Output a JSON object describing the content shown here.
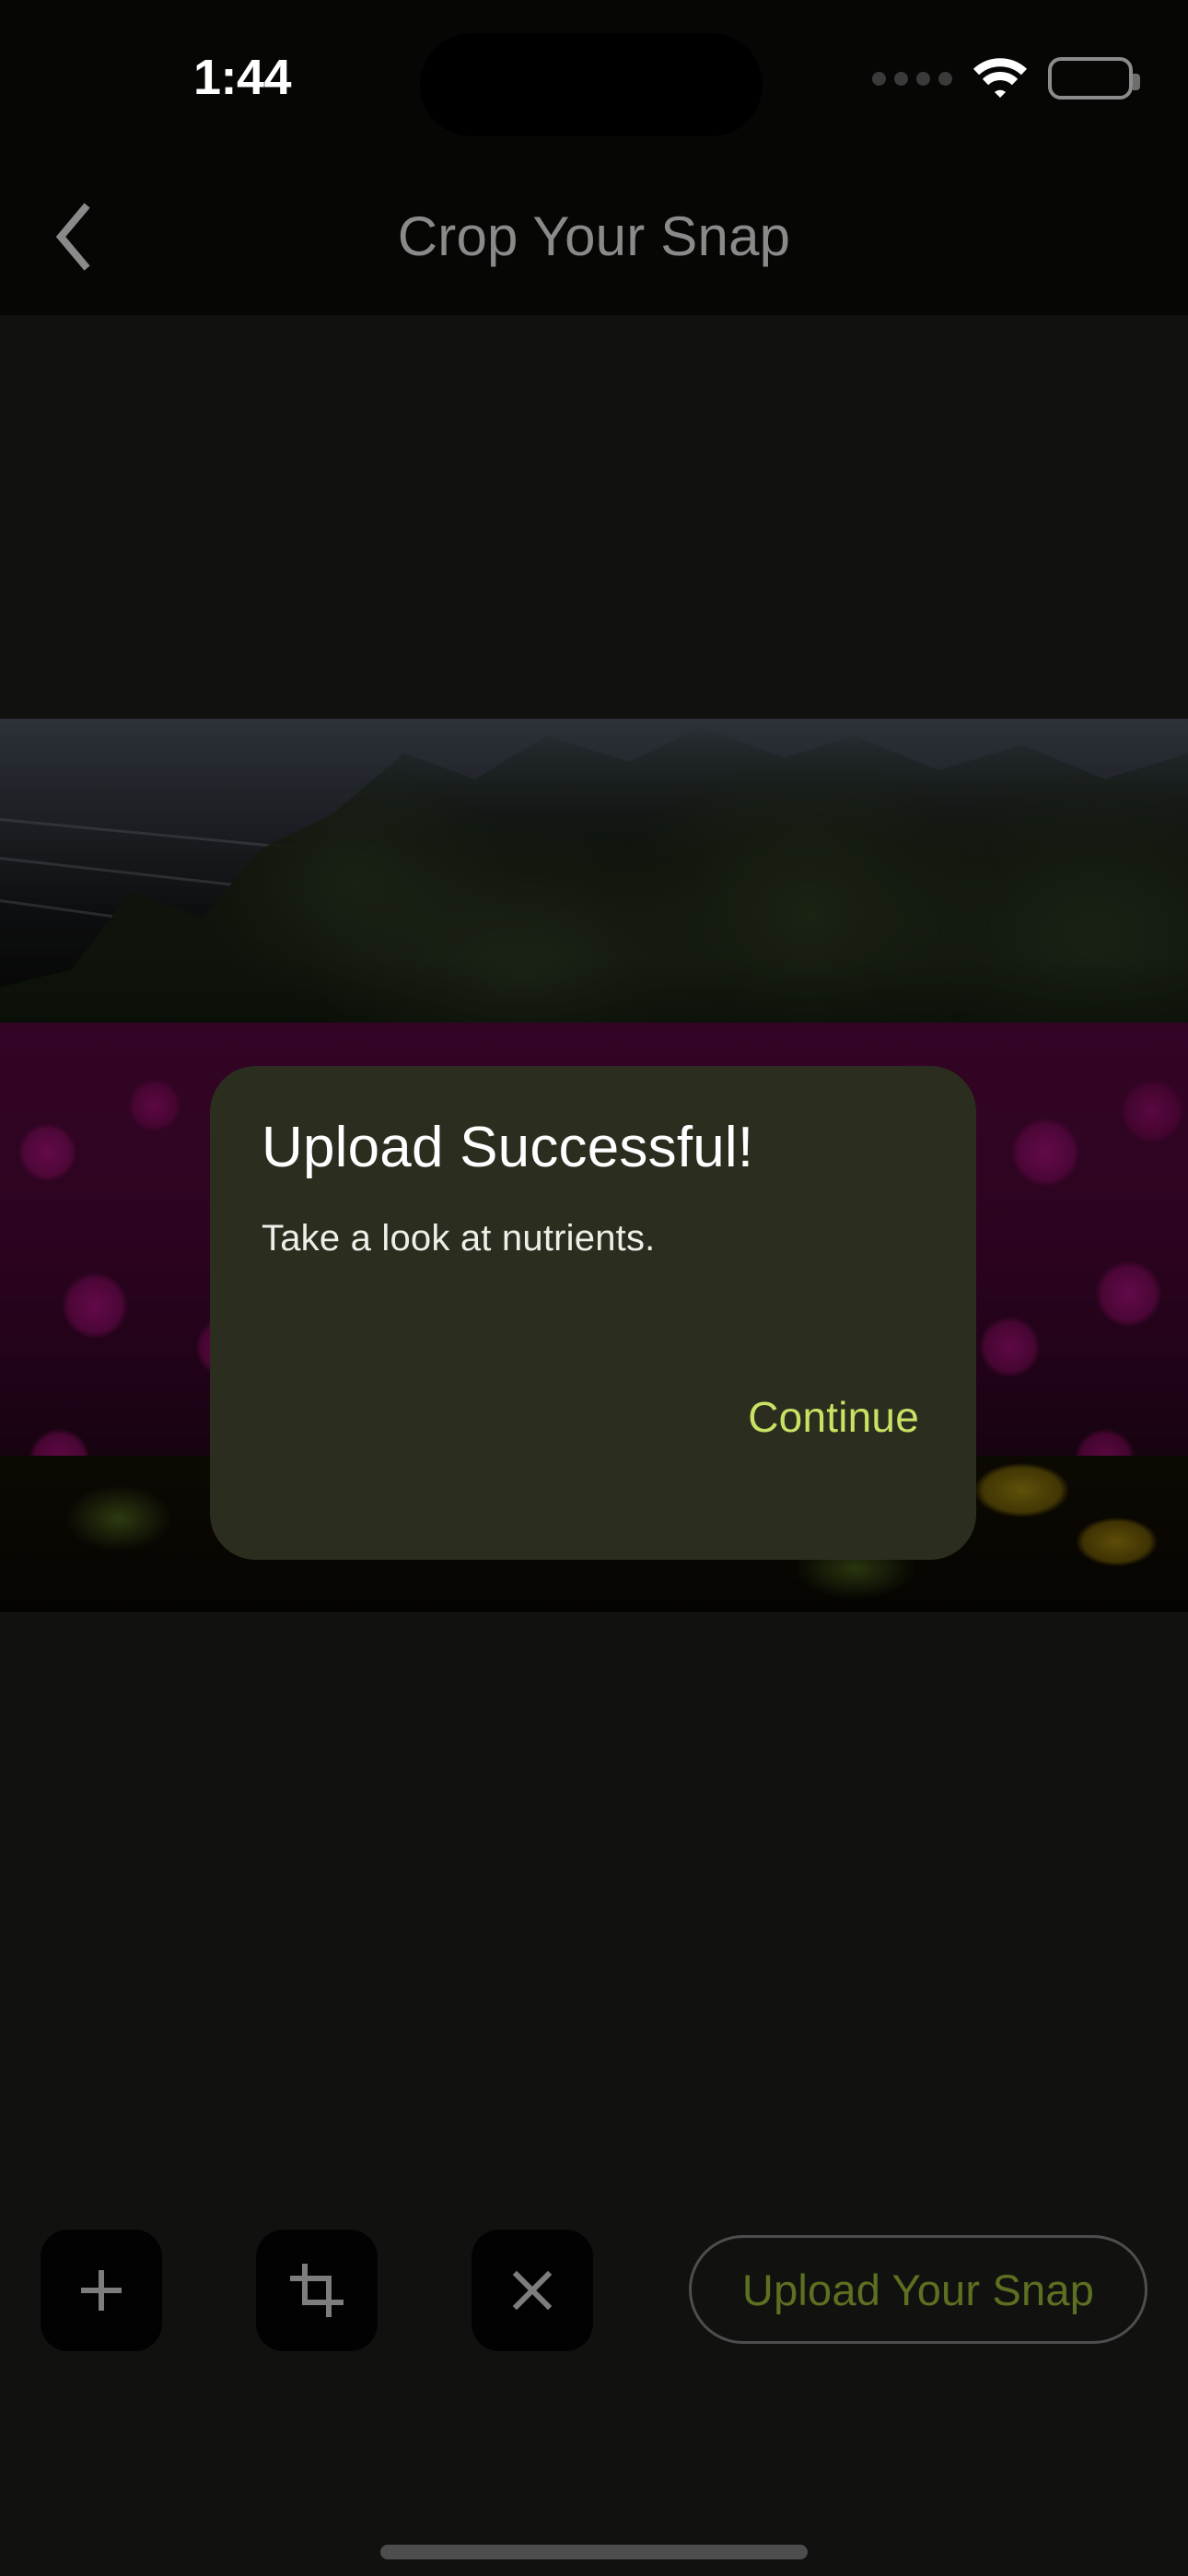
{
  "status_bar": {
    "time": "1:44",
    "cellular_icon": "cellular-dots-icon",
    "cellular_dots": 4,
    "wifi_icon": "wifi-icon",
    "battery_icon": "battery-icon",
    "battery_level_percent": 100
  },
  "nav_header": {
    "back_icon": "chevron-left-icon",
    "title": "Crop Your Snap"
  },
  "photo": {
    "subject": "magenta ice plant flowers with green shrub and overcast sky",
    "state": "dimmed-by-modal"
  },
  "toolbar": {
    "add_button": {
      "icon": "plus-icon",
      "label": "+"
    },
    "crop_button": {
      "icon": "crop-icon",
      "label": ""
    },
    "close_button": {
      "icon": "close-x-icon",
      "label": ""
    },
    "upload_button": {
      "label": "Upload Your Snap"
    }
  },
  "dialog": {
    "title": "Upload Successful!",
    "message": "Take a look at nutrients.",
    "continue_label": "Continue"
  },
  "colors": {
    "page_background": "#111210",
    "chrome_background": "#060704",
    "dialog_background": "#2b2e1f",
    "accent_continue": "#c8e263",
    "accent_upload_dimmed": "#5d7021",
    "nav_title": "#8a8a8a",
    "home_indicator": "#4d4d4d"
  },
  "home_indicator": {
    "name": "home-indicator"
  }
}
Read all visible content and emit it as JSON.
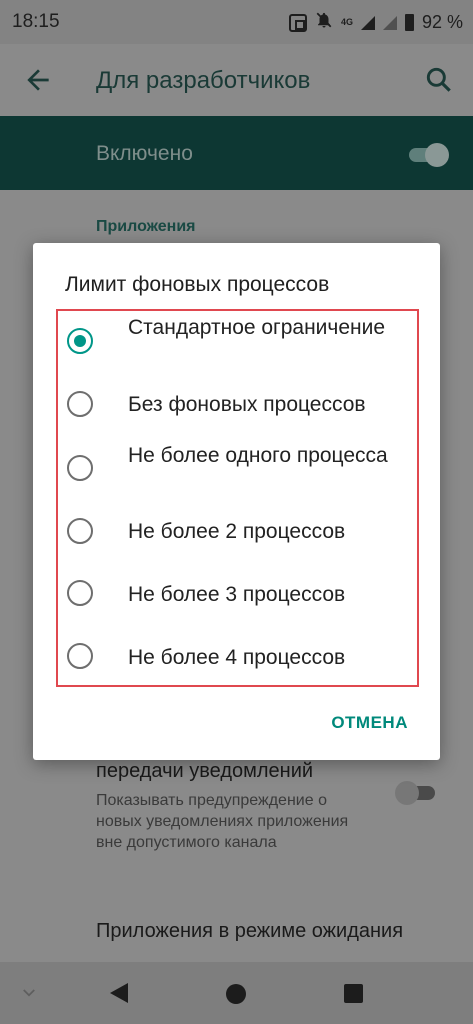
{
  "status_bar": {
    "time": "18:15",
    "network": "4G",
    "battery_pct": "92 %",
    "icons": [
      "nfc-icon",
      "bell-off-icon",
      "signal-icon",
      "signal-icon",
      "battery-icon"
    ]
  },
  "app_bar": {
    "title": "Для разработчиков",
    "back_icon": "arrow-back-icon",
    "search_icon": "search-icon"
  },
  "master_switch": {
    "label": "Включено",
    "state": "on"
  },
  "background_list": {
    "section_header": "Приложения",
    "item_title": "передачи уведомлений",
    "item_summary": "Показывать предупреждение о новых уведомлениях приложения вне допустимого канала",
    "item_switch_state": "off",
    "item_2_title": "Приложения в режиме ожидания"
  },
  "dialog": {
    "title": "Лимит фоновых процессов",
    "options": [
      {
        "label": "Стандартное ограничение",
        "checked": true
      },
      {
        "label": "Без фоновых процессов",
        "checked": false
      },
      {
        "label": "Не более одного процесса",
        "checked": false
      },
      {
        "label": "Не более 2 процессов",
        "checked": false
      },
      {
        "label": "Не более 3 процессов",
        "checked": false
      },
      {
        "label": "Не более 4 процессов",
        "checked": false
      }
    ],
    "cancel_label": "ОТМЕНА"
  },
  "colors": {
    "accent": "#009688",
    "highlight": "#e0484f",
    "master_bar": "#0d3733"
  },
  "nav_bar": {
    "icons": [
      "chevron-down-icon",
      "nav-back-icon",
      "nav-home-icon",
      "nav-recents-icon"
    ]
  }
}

---

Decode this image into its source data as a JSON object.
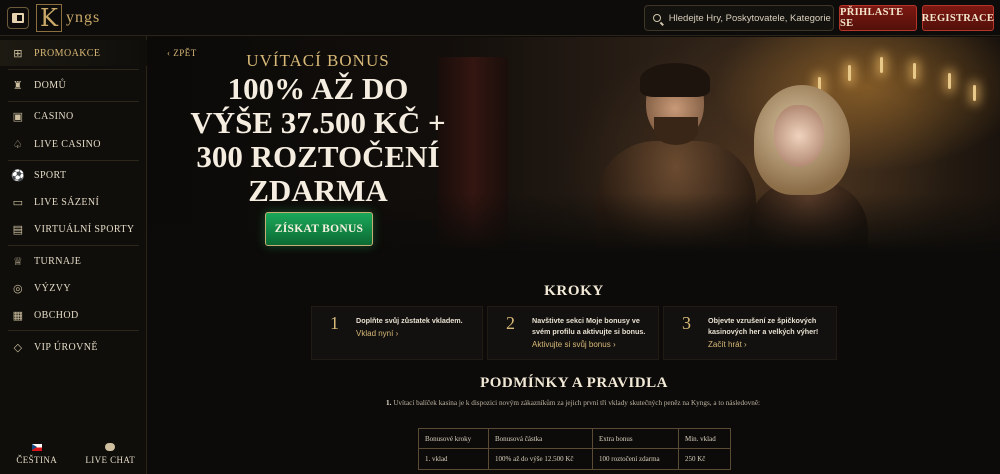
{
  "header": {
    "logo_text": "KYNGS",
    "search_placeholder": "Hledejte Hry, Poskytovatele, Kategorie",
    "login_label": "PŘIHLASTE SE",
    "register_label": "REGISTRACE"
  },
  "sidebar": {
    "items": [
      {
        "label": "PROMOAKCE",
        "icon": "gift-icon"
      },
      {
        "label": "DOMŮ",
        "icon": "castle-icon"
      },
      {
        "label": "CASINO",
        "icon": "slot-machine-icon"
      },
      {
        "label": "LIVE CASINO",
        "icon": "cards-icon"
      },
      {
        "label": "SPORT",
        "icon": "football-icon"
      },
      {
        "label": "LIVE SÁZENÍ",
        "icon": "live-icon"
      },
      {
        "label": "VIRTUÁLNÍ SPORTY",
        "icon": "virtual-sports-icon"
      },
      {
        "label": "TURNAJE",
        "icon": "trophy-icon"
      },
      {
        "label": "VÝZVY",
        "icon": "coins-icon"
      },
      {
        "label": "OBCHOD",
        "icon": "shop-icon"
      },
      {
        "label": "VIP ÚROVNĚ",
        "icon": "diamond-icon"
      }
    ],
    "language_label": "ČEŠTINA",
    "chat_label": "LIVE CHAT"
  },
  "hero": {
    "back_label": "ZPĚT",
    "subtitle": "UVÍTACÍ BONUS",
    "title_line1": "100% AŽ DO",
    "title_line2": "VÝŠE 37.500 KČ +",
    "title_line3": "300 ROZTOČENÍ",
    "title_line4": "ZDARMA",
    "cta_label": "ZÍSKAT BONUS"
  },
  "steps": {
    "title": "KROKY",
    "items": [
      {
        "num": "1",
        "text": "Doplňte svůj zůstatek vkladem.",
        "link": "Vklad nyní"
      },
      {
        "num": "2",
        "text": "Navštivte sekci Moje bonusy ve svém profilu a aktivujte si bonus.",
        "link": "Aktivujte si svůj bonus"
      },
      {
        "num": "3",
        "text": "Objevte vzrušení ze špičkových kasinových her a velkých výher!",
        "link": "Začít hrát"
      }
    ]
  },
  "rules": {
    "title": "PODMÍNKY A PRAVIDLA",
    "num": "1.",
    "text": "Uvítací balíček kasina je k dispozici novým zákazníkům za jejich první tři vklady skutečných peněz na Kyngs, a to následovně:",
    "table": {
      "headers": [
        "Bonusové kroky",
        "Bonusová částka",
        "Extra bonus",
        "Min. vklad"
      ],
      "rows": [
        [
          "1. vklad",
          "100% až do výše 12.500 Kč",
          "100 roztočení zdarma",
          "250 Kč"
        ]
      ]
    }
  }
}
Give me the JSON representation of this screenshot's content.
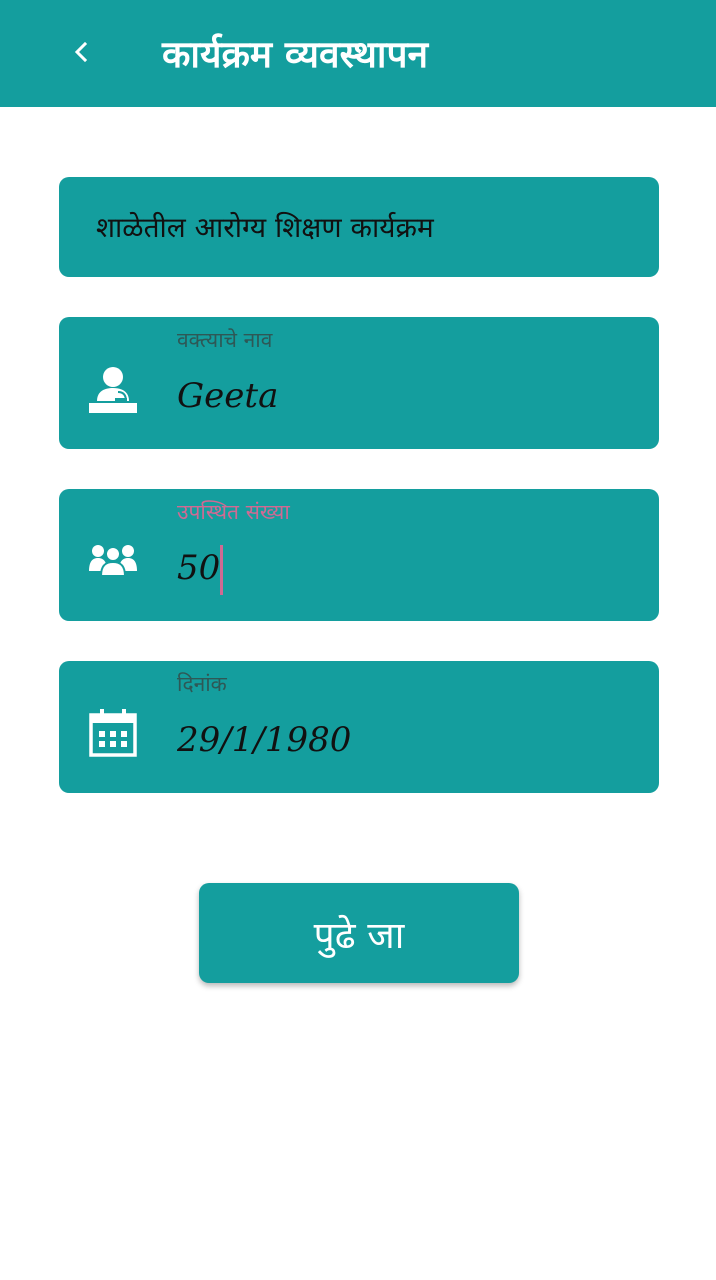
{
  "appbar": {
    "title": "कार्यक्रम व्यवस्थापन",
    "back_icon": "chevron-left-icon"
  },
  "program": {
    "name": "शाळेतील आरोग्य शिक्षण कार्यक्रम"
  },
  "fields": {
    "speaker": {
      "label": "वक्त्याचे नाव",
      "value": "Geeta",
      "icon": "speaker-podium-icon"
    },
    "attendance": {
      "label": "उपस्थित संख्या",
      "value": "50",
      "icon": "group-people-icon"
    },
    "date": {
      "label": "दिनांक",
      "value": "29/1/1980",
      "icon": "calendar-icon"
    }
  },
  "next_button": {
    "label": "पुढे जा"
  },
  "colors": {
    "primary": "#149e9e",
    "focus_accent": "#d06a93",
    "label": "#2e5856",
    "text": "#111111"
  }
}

---

**Exercise brief**
Show, from the material above, each line that includes the string "link".

**Exercise response**
        "link": "Vklad nyní"
        "link": "Aktivujte si svůj bonus"
        "link": "Začít hrát"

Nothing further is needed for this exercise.